■ Exercise directions ■
Reproduce the records below exactly, leaving out any pictures.

■ Supplied material ■
============

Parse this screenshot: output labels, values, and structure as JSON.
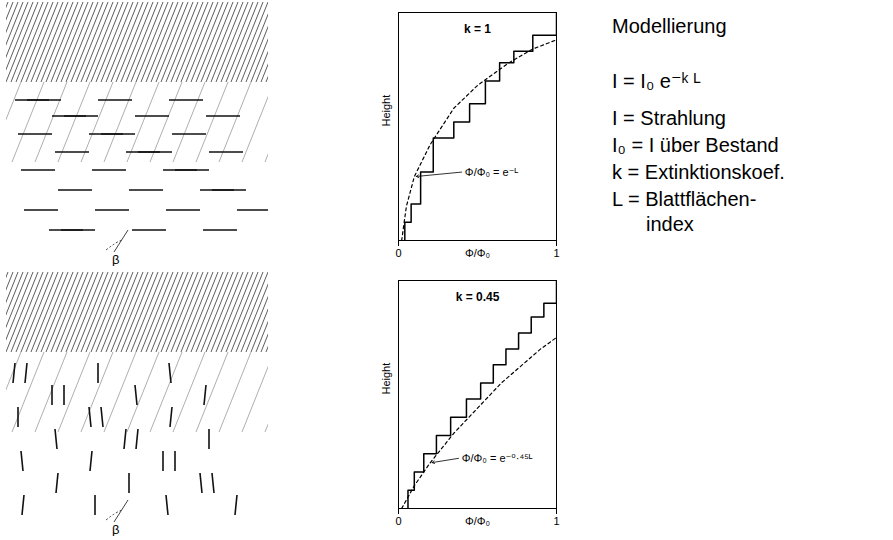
{
  "chart_data": [
    {
      "type": "line",
      "title": "k = 1",
      "x_label": "Φ/Φ₀",
      "y_label": "Height",
      "xlim": [
        0,
        1
      ],
      "xticks": [
        0,
        1
      ],
      "ylim": [
        0,
        1
      ],
      "yticks": [],
      "tick_labels": "x",
      "annotations": [
        "Φ/Φ₀ = e⁻ᴸ"
      ],
      "series": [
        {
          "type": "step",
          "line_style": "solid",
          "color": "#000000",
          "x": [
            0.04,
            0.08,
            0.14,
            0.22,
            0.35,
            0.45,
            0.55,
            0.64,
            0.73,
            0.85,
            1.0,
            1.0
          ],
          "values": [
            0,
            0.08,
            0.16,
            0.3,
            0.45,
            0.52,
            0.6,
            0.7,
            0.78,
            0.83,
            0.9,
            1.0
          ]
        },
        {
          "type": "line",
          "line_style": "dashed",
          "color": "#000000",
          "x": [
            0.02,
            0.05,
            0.1,
            0.2,
            0.35,
            0.5,
            0.7,
            0.85,
            1.0
          ],
          "values": [
            0,
            0.15,
            0.28,
            0.42,
            0.58,
            0.68,
            0.78,
            0.84,
            0.88
          ]
        }
      ]
    },
    {
      "type": "line",
      "title": "k = 0.45",
      "x_label": "Φ/Φ₀",
      "y_label": "Height",
      "xlim": [
        0,
        1
      ],
      "xticks": [
        0,
        1
      ],
      "ylim": [
        0,
        1
      ],
      "yticks": [],
      "tick_labels": "x",
      "annotations": [
        "Φ/Φ₀ = e⁻⁰·⁴⁵ᴸ"
      ],
      "series": [
        {
          "type": "step",
          "line_style": "solid",
          "color": "#000000",
          "x": [
            0.06,
            0.1,
            0.16,
            0.24,
            0.33,
            0.43,
            0.52,
            0.6,
            0.68,
            0.76,
            0.84,
            0.92,
            1.0,
            1.0
          ],
          "values": [
            0,
            0.08,
            0.16,
            0.24,
            0.32,
            0.4,
            0.48,
            0.55,
            0.63,
            0.7,
            0.77,
            0.84,
            0.9,
            1.0
          ]
        },
        {
          "type": "line",
          "line_style": "dashed",
          "color": "#000000",
          "x": [
            0.02,
            0.1,
            0.2,
            0.35,
            0.5,
            0.65,
            0.8,
            0.9,
            1.0
          ],
          "values": [
            0,
            0.1,
            0.2,
            0.33,
            0.44,
            0.55,
            0.64,
            0.7,
            0.75
          ]
        }
      ]
    }
  ],
  "illustrations": [
    {
      "angle_label": "β"
    },
    {
      "angle_label": "β"
    }
  ],
  "text_panel": {
    "title": "Modellierung",
    "formula": "I = I₀ e⁻ᵏ ᴸ",
    "definitions": [
      "I = Strahlung",
      "I₀ = I über Bestand",
      "k = Extinktionskoef.",
      "L = Blattflächen-\nindex"
    ]
  }
}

============

■ Answer to this exercise ■
Parse this screenshot: output labels, values, and structure as JSON.
{
  "chart_data": [
    {
      "type": "line",
      "title": "k = 1",
      "x_label": "Φ/Φ₀",
      "y_label": "Height",
      "xlim": [
        0,
        1
      ],
      "xticks": [
        0,
        1
      ],
      "ylim": [
        0,
        1
      ],
      "yticks": [],
      "tick_labels": "x",
      "annotations": [
        "Φ/Φ₀ = e⁻ᴸ"
      ],
      "series": [
        {
          "type": "step",
          "line_style": "solid",
          "color": "#000000",
          "x": [
            0.04,
            0.08,
            0.14,
            0.22,
            0.35,
            0.45,
            0.55,
            0.64,
            0.73,
            0.85,
            1.0,
            1.0
          ],
          "values": [
            0,
            0.08,
            0.16,
            0.3,
            0.45,
            0.52,
            0.6,
            0.7,
            0.78,
            0.83,
            0.9,
            1.0
          ]
        },
        {
          "type": "line",
          "line_style": "dashed",
          "color": "#000000",
          "x": [
            0.02,
            0.05,
            0.1,
            0.2,
            0.35,
            0.5,
            0.7,
            0.85,
            1.0
          ],
          "values": [
            0,
            0.15,
            0.28,
            0.42,
            0.58,
            0.68,
            0.78,
            0.84,
            0.88
          ]
        }
      ]
    },
    {
      "type": "line",
      "title": "k = 0.45",
      "x_label": "Φ/Φ₀",
      "y_label": "Height",
      "xlim": [
        0,
        1
      ],
      "xticks": [
        0,
        1
      ],
      "ylim": [
        0,
        1
      ],
      "yticks": [],
      "tick_labels": "x",
      "annotations": [
        "Φ/Φ₀ = e⁻⁰·⁴⁵ᴸ"
      ],
      "series": [
        {
          "type": "step",
          "line_style": "solid",
          "color": "#000000",
          "x": [
            0.06,
            0.1,
            0.16,
            0.24,
            0.33,
            0.43,
            0.52,
            0.6,
            0.68,
            0.76,
            0.84,
            0.92,
            1.0,
            1.0
          ],
          "values": [
            0,
            0.08,
            0.16,
            0.24,
            0.32,
            0.4,
            0.48,
            0.55,
            0.63,
            0.7,
            0.77,
            0.84,
            0.9,
            1.0
          ]
        },
        {
          "type": "line",
          "line_style": "dashed",
          "color": "#000000",
          "x": [
            0.02,
            0.1,
            0.2,
            0.35,
            0.5,
            0.65,
            0.8,
            0.9,
            1.0
          ],
          "values": [
            0,
            0.1,
            0.2,
            0.33,
            0.44,
            0.55,
            0.64,
            0.7,
            0.75
          ]
        }
      ]
    }
  ],
  "illustrations": [
    {
      "angle_label": "β"
    },
    {
      "angle_label": "β"
    }
  ],
  "text_panel": {
    "title": "Modellierung",
    "formula": "I = I₀ e⁻ᵏ ᴸ",
    "definitions": [
      "I = Strahlung",
      "I₀ = I über Bestand",
      "k = Extinktionskoef.",
      "L = Blattflächen-\nindex"
    ]
  }
}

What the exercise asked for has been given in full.